Dataset entries on figures:
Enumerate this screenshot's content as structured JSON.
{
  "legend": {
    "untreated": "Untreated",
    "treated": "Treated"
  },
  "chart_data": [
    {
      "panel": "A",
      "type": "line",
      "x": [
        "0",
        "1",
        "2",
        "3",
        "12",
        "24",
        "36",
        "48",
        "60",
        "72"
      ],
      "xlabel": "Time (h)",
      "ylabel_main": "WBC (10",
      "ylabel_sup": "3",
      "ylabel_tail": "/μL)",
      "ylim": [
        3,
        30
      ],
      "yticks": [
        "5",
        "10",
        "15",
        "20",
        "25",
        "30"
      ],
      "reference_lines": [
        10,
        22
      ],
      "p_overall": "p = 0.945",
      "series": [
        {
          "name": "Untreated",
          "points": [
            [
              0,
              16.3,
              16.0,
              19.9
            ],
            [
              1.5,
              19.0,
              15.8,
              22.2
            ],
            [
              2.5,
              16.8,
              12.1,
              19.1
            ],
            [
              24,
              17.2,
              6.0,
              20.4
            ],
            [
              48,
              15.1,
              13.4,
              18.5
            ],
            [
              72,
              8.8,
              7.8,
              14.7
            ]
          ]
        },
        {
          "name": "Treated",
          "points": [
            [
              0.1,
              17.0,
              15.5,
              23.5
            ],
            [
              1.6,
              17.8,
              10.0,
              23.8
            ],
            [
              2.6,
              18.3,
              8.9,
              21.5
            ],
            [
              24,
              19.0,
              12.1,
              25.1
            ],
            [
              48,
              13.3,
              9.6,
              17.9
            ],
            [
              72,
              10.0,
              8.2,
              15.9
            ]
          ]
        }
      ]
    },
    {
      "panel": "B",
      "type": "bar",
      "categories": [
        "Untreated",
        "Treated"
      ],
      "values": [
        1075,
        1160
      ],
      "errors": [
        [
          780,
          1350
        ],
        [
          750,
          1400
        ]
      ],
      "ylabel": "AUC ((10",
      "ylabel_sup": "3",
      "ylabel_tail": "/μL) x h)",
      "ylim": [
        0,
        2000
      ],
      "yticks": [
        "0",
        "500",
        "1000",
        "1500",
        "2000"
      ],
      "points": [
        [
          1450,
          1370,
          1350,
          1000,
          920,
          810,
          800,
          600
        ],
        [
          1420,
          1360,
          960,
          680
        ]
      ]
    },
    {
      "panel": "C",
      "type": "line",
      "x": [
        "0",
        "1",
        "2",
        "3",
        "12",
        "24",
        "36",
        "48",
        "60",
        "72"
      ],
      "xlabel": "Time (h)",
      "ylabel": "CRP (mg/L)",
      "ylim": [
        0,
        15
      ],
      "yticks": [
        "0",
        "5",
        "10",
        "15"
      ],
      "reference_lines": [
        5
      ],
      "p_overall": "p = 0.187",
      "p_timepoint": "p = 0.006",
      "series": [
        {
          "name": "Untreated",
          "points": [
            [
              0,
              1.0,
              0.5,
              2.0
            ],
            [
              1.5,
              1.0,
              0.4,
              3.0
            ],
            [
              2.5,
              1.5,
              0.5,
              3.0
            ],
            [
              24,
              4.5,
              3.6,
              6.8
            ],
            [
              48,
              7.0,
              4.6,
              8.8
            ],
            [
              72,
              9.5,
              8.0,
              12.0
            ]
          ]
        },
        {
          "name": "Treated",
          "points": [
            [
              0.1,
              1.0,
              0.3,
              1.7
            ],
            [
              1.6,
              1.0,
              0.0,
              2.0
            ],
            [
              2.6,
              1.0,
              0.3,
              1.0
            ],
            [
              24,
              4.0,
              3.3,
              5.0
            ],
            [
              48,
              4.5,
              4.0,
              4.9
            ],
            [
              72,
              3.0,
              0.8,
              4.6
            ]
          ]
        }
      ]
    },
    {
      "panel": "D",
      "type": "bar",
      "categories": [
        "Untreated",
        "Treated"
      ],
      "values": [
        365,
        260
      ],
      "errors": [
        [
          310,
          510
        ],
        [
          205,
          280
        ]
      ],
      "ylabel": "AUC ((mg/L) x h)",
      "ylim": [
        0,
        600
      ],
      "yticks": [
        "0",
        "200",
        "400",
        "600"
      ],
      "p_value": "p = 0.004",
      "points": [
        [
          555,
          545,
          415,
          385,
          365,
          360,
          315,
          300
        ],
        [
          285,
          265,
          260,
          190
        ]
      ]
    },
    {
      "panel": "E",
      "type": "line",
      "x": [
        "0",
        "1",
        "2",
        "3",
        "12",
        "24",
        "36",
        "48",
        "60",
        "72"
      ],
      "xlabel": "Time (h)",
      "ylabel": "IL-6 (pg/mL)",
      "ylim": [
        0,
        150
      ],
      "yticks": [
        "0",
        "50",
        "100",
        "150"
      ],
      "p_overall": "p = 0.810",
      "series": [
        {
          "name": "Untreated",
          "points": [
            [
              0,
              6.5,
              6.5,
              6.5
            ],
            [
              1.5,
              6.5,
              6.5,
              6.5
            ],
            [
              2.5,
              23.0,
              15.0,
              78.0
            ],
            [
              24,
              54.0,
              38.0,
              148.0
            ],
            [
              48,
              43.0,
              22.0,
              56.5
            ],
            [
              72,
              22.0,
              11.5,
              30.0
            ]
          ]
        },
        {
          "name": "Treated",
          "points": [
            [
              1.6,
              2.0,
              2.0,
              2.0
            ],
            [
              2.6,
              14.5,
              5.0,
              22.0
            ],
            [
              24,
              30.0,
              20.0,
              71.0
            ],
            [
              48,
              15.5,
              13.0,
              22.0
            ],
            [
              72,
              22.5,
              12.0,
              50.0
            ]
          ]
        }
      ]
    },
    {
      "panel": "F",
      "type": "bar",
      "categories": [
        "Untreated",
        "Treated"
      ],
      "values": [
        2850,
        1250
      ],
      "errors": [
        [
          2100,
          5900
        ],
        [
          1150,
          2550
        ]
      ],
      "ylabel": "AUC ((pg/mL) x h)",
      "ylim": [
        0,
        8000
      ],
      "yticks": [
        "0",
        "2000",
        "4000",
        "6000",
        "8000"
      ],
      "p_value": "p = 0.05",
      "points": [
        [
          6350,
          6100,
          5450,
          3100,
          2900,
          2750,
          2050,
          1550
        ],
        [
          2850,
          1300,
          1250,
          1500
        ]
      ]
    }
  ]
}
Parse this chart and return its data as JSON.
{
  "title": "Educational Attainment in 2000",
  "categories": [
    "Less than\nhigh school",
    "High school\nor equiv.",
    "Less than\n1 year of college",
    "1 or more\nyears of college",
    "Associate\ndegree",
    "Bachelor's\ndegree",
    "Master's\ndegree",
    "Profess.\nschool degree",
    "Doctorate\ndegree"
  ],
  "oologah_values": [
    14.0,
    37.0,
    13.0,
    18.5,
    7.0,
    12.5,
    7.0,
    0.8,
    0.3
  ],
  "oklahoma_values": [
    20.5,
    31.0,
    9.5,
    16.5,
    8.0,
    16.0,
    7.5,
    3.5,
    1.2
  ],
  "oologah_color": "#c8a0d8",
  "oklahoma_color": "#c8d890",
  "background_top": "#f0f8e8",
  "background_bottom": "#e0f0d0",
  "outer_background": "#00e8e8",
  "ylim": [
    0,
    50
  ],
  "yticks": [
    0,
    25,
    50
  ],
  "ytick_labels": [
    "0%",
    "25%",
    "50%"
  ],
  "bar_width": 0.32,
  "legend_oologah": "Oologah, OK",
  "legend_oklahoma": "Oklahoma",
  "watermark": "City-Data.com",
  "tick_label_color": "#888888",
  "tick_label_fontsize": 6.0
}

▶ **Do this**: Your task is to print the whole listing again exactly.

▶ **Task solution**:
Enumerate this screenshot's content as structured JSON.
{
  "legend": {
    "untreated": "Untreated",
    "treated": "Treated"
  },
  "chart_data": [
    {
      "panel": "A",
      "type": "line",
      "x": [
        "0",
        "1",
        "2",
        "3",
        "12",
        "24",
        "36",
        "48",
        "60",
        "72"
      ],
      "xlabel": "Time (h)",
      "ylabel_main": "WBC (10",
      "ylabel_sup": "3",
      "ylabel_tail": "/μL)",
      "ylim": [
        3,
        30
      ],
      "yticks": [
        "5",
        "10",
        "15",
        "20",
        "25",
        "30"
      ],
      "reference_lines": [
        10,
        22
      ],
      "p_overall": "p = 0.945",
      "series": [
        {
          "name": "Untreated",
          "points": [
            [
              0,
              16.3,
              16.0,
              19.9
            ],
            [
              1.5,
              19.0,
              15.8,
              22.2
            ],
            [
              2.5,
              16.8,
              12.1,
              19.1
            ],
            [
              24,
              17.2,
              6.0,
              20.4
            ],
            [
              48,
              15.1,
              13.4,
              18.5
            ],
            [
              72,
              8.8,
              7.8,
              14.7
            ]
          ]
        },
        {
          "name": "Treated",
          "points": [
            [
              0.1,
              17.0,
              15.5,
              23.5
            ],
            [
              1.6,
              17.8,
              10.0,
              23.8
            ],
            [
              2.6,
              18.3,
              8.9,
              21.5
            ],
            [
              24,
              19.0,
              12.1,
              25.1
            ],
            [
              48,
              13.3,
              9.6,
              17.9
            ],
            [
              72,
              10.0,
              8.2,
              15.9
            ]
          ]
        }
      ]
    },
    {
      "panel": "B",
      "type": "bar",
      "categories": [
        "Untreated",
        "Treated"
      ],
      "values": [
        1075,
        1160
      ],
      "errors": [
        [
          780,
          1350
        ],
        [
          750,
          1400
        ]
      ],
      "ylabel": "AUC ((10",
      "ylabel_sup": "3",
      "ylabel_tail": "/μL) x h)",
      "ylim": [
        0,
        2000
      ],
      "yticks": [
        "0",
        "500",
        "1000",
        "1500",
        "2000"
      ],
      "points": [
        [
          1450,
          1370,
          1350,
          1000,
          920,
          810,
          800,
          600
        ],
        [
          1420,
          1360,
          960,
          680
        ]
      ]
    },
    {
      "panel": "C",
      "type": "line",
      "x": [
        "0",
        "1",
        "2",
        "3",
        "12",
        "24",
        "36",
        "48",
        "60",
        "72"
      ],
      "xlabel": "Time (h)",
      "ylabel": "CRP (mg/L)",
      "ylim": [
        0,
        15
      ],
      "yticks": [
        "0",
        "5",
        "10",
        "15"
      ],
      "reference_lines": [
        5
      ],
      "p_overall": "p = 0.187",
      "p_timepoint": "p = 0.006",
      "series": [
        {
          "name": "Untreated",
          "points": [
            [
              0,
              1.0,
              0.5,
              2.0
            ],
            [
              1.5,
              1.0,
              0.4,
              3.0
            ],
            [
              2.5,
              1.5,
              0.5,
              3.0
            ],
            [
              24,
              4.5,
              3.6,
              6.8
            ],
            [
              48,
              7.0,
              4.6,
              8.8
            ],
            [
              72,
              9.5,
              8.0,
              12.0
            ]
          ]
        },
        {
          "name": "Treated",
          "points": [
            [
              0.1,
              1.0,
              0.3,
              1.7
            ],
            [
              1.6,
              1.0,
              0.0,
              2.0
            ],
            [
              2.6,
              1.0,
              0.3,
              1.0
            ],
            [
              24,
              4.0,
              3.3,
              5.0
            ],
            [
              48,
              4.5,
              4.0,
              4.9
            ],
            [
              72,
              3.0,
              0.8,
              4.6
            ]
          ]
        }
      ]
    },
    {
      "panel": "D",
      "type": "bar",
      "categories": [
        "Untreated",
        "Treated"
      ],
      "values": [
        365,
        260
      ],
      "errors": [
        [
          310,
          510
        ],
        [
          205,
          280
        ]
      ],
      "ylabel": "AUC ((mg/L) x h)",
      "ylim": [
        0,
        600
      ],
      "yticks": [
        "0",
        "200",
        "400",
        "600"
      ],
      "p_value": "p = 0.004",
      "points": [
        [
          555,
          545,
          415,
          385,
          365,
          360,
          315,
          300
        ],
        [
          285,
          265,
          260,
          190
        ]
      ]
    },
    {
      "panel": "E",
      "type": "line",
      "x": [
        "0",
        "1",
        "2",
        "3",
        "12",
        "24",
        "36",
        "48",
        "60",
        "72"
      ],
      "xlabel": "Time (h)",
      "ylabel": "IL-6 (pg/mL)",
      "ylim": [
        0,
        150
      ],
      "yticks": [
        "0",
        "50",
        "100",
        "150"
      ],
      "p_overall": "p = 0.810",
      "series": [
        {
          "name": "Untreated",
          "points": [
            [
              0,
              6.5,
              6.5,
              6.5
            ],
            [
              1.5,
              6.5,
              6.5,
              6.5
            ],
            [
              2.5,
              23.0,
              15.0,
              78.0
            ],
            [
              24,
              54.0,
              38.0,
              148.0
            ],
            [
              48,
              43.0,
              22.0,
              56.5
            ],
            [
              72,
              22.0,
              11.5,
              30.0
            ]
          ]
        },
        {
          "name": "Treated",
          "points": [
            [
              1.6,
              2.0,
              2.0,
              2.0
            ],
            [
              2.6,
              14.5,
              5.0,
              22.0
            ],
            [
              24,
              30.0,
              20.0,
              71.0
            ],
            [
              48,
              15.5,
              13.0,
              22.0
            ],
            [
              72,
              22.5,
              12.0,
              50.0
            ]
          ]
        }
      ]
    },
    {
      "panel": "F",
      "type": "bar",
      "categories": [
        "Untreated",
        "Treated"
      ],
      "values": [
        2850,
        1250
      ],
      "errors": [
        [
          2100,
          5900
        ],
        [
          1150,
          2550
        ]
      ],
      "ylabel": "AUC ((pg/mL) x h)",
      "ylim": [
        0,
        8000
      ],
      "yticks": [
        "0",
        "2000",
        "4000",
        "6000",
        "8000"
      ],
      "p_value": "p = 0.05",
      "points": [
        [
          6350,
          6100,
          5450,
          3100,
          2900,
          2750,
          2050,
          1550
        ],
        [
          2850,
          1300,
          1250,
          1500
        ]
      ]
    }
  ]
}
Parse this chart and return its data as JSON.
{
  "title": "Educational Attainment in 2000",
  "categories": [
    "Less than\nhigh school",
    "High school\nor equiv.",
    "Less than\n1 year of college",
    "1 or more\nyears of college",
    "Associate\ndegree",
    "Bachelor's\ndegree",
    "Master's\ndegree",
    "Profess.\nschool degree",
    "Doctorate\ndegree"
  ],
  "oologah_values": [
    14.0,
    37.0,
    13.0,
    18.5,
    7.0,
    12.5,
    7.0,
    0.8,
    0.3
  ],
  "oklahoma_values": [
    20.5,
    31.0,
    9.5,
    16.5,
    8.0,
    16.0,
    7.5,
    3.5,
    1.2
  ],
  "oologah_color": "#c8a0d8",
  "oklahoma_color": "#c8d890",
  "background_top": "#f0f8e8",
  "background_bottom": "#e0f0d0",
  "outer_background": "#00e8e8",
  "ylim": [
    0,
    50
  ],
  "yticks": [
    0,
    25,
    50
  ],
  "ytick_labels": [
    "0%",
    "25%",
    "50%"
  ],
  "bar_width": 0.32,
  "legend_oologah": "Oologah, OK",
  "legend_oklahoma": "Oklahoma",
  "watermark": "City-Data.com",
  "tick_label_color": "#888888",
  "tick_label_fontsize": 6.0
}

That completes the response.